--- Available data ---
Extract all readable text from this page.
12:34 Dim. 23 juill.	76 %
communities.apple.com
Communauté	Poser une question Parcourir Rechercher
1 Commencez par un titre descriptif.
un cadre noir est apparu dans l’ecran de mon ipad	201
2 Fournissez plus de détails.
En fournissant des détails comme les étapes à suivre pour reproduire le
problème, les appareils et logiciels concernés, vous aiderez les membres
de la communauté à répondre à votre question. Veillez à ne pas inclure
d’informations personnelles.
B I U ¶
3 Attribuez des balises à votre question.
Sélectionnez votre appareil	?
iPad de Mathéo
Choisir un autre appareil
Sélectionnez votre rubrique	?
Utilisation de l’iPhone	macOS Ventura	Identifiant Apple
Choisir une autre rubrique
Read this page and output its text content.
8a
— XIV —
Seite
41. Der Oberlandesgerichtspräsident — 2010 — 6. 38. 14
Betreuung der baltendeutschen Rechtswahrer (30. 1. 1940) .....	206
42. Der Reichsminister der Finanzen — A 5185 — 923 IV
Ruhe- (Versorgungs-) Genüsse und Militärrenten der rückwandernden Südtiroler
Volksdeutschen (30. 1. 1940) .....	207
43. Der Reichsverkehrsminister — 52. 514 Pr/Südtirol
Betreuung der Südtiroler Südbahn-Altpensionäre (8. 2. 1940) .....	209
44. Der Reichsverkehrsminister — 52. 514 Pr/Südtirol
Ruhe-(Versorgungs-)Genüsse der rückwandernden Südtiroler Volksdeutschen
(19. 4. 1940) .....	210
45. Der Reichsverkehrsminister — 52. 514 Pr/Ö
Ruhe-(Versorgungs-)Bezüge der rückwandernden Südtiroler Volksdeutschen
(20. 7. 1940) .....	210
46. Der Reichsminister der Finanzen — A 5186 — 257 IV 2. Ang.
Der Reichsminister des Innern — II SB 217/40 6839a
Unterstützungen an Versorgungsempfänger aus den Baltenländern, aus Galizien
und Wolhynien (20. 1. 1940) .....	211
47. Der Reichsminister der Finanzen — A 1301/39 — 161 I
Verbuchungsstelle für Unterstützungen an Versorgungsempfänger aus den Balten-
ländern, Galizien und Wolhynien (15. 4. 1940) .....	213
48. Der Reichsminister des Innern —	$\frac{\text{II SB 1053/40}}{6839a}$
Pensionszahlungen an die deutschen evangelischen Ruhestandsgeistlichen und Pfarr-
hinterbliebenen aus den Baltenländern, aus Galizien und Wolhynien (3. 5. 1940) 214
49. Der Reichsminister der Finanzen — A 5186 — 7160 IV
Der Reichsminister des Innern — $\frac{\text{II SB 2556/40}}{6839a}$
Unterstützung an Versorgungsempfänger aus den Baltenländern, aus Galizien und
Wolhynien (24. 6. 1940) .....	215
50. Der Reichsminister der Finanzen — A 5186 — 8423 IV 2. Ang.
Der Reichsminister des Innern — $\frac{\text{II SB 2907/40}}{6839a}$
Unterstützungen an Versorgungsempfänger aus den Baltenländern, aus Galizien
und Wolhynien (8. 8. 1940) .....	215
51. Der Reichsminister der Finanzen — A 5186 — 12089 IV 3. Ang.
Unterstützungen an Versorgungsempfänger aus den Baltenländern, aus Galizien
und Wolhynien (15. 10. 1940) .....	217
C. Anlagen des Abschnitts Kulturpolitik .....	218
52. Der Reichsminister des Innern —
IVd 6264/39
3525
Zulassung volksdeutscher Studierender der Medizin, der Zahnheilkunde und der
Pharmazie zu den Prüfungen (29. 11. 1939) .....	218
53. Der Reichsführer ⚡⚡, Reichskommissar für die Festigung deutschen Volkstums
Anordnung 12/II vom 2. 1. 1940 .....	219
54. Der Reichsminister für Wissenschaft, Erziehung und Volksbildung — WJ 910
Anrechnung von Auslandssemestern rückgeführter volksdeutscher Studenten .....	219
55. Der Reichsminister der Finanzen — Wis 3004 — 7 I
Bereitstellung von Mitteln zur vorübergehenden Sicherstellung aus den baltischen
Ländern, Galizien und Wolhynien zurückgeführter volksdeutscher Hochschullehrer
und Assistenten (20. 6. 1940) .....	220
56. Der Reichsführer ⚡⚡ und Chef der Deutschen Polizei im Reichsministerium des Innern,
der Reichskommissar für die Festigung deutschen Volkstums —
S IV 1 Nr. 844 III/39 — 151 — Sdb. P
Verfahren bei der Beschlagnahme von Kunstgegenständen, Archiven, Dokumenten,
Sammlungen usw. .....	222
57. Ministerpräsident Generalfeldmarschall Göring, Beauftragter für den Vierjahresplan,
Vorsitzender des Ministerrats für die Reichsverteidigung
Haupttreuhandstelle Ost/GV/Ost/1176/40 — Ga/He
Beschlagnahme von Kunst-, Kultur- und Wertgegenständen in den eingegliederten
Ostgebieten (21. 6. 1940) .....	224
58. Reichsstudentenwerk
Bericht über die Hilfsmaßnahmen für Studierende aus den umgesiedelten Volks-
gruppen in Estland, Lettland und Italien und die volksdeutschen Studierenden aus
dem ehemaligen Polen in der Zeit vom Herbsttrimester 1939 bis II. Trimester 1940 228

--- Written exercise ---
Show, from the listing above, each line that contains the word "Beschlagnahme".

--- Finished answer ---
Verfahren bei der Beschlagnahme von Kunstgegenständen, Archiven, Dokumenten,
Beschlagnahme von Kunst-, Kultur- und Wertgegenständen in den eingegliederten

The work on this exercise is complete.